** START **

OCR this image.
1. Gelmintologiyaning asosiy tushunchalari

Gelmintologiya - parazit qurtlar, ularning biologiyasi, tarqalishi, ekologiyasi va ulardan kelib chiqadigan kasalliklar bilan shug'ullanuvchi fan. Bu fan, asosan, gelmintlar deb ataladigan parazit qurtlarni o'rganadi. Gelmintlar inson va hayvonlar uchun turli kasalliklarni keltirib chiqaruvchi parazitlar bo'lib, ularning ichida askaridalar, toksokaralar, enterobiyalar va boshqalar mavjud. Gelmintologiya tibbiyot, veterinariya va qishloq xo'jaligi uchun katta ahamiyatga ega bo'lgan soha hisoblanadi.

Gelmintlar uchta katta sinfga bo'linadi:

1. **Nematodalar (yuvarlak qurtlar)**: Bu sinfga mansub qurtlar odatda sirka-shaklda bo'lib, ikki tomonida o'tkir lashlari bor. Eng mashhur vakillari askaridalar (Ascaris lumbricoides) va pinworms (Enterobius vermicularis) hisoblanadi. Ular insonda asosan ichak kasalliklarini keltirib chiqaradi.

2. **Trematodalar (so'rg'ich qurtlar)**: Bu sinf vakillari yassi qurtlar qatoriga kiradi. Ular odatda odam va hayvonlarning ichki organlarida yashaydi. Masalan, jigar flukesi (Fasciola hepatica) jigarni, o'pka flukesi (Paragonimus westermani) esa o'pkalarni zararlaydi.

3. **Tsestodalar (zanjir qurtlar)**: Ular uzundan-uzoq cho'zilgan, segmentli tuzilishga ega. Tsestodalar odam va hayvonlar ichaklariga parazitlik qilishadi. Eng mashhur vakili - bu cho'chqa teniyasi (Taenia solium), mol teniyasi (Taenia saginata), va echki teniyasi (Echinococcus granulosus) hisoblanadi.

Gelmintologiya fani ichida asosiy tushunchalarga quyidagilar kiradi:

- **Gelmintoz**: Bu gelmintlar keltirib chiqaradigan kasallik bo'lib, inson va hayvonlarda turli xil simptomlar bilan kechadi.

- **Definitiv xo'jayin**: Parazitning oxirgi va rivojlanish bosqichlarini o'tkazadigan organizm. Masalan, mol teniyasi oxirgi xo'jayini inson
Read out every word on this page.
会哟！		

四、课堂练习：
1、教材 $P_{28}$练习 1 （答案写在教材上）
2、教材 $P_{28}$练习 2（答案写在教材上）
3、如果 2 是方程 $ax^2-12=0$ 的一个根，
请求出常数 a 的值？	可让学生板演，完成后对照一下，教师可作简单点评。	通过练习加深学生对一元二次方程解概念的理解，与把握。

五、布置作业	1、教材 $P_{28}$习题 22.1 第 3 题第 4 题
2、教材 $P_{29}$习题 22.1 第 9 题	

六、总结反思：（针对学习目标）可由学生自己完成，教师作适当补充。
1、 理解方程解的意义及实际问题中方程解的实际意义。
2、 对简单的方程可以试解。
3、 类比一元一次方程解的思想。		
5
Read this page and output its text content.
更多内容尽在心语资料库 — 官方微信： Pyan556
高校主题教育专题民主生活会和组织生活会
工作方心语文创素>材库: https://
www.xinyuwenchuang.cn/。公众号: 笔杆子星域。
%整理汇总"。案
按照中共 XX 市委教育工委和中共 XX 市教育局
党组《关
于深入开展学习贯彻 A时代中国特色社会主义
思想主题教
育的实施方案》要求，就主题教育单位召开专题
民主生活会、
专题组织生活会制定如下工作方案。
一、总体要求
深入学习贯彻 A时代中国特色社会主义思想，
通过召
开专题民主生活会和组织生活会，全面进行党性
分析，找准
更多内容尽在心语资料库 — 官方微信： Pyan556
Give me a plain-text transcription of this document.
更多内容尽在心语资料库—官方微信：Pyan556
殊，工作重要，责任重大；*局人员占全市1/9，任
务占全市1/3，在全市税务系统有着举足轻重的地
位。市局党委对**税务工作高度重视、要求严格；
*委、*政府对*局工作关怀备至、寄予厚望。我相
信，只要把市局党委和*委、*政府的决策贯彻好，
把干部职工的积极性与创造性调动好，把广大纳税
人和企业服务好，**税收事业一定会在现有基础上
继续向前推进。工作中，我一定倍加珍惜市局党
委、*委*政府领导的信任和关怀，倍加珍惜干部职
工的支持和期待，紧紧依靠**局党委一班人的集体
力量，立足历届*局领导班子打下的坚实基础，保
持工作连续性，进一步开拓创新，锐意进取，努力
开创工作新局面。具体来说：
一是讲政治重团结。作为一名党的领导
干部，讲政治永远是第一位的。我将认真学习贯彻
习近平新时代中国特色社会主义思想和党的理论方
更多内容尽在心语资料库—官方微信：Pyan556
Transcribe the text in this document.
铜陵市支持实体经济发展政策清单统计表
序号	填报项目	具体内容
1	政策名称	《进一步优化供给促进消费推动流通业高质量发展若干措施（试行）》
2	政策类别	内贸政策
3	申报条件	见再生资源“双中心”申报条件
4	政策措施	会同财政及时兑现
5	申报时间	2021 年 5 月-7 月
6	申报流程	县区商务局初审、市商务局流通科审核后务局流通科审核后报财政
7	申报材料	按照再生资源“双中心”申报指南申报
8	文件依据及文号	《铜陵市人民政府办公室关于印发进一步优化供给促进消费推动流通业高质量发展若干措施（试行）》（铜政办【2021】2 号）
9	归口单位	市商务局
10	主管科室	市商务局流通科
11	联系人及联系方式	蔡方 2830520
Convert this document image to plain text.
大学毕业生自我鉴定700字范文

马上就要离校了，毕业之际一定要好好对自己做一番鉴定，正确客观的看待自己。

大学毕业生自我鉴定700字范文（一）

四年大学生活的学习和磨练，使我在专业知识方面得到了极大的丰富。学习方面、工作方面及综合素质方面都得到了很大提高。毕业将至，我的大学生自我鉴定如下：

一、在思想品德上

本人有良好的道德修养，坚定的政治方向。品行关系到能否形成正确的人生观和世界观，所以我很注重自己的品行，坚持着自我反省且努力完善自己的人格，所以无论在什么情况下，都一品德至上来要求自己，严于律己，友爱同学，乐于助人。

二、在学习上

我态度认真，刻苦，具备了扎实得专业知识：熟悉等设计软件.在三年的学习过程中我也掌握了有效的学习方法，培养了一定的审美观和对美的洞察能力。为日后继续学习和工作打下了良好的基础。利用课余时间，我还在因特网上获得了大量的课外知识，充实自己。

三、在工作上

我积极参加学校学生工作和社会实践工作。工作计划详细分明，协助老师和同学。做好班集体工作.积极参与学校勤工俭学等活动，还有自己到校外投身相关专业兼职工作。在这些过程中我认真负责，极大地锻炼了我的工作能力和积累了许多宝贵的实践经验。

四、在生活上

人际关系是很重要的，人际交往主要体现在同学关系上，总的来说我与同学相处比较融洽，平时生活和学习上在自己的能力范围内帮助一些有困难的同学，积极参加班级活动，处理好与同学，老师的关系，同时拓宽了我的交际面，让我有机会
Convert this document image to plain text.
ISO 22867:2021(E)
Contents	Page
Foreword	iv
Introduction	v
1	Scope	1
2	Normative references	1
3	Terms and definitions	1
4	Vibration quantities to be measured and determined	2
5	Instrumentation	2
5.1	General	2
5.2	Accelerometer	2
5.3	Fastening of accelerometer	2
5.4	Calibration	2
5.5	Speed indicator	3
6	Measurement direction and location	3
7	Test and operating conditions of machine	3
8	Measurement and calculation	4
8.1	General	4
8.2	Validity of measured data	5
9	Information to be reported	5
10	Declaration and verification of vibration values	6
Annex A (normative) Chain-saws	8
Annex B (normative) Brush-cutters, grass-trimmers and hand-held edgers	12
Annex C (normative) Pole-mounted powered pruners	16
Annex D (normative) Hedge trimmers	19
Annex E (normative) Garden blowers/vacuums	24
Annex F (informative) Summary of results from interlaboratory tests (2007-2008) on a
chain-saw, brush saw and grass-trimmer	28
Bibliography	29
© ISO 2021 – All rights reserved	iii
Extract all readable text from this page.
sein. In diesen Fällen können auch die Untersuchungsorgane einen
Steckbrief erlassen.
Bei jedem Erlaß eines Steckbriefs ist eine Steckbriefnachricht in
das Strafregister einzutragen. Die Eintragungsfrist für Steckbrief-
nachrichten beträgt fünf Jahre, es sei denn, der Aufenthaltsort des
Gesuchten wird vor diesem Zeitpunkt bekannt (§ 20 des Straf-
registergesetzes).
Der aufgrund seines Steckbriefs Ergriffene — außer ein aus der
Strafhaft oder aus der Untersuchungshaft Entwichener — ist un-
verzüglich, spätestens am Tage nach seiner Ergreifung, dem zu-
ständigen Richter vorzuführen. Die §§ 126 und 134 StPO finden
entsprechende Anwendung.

** END **

What this task involves :: Looking at the records above, count the lines where the word "text" appears. State only the number.

Task output :: 6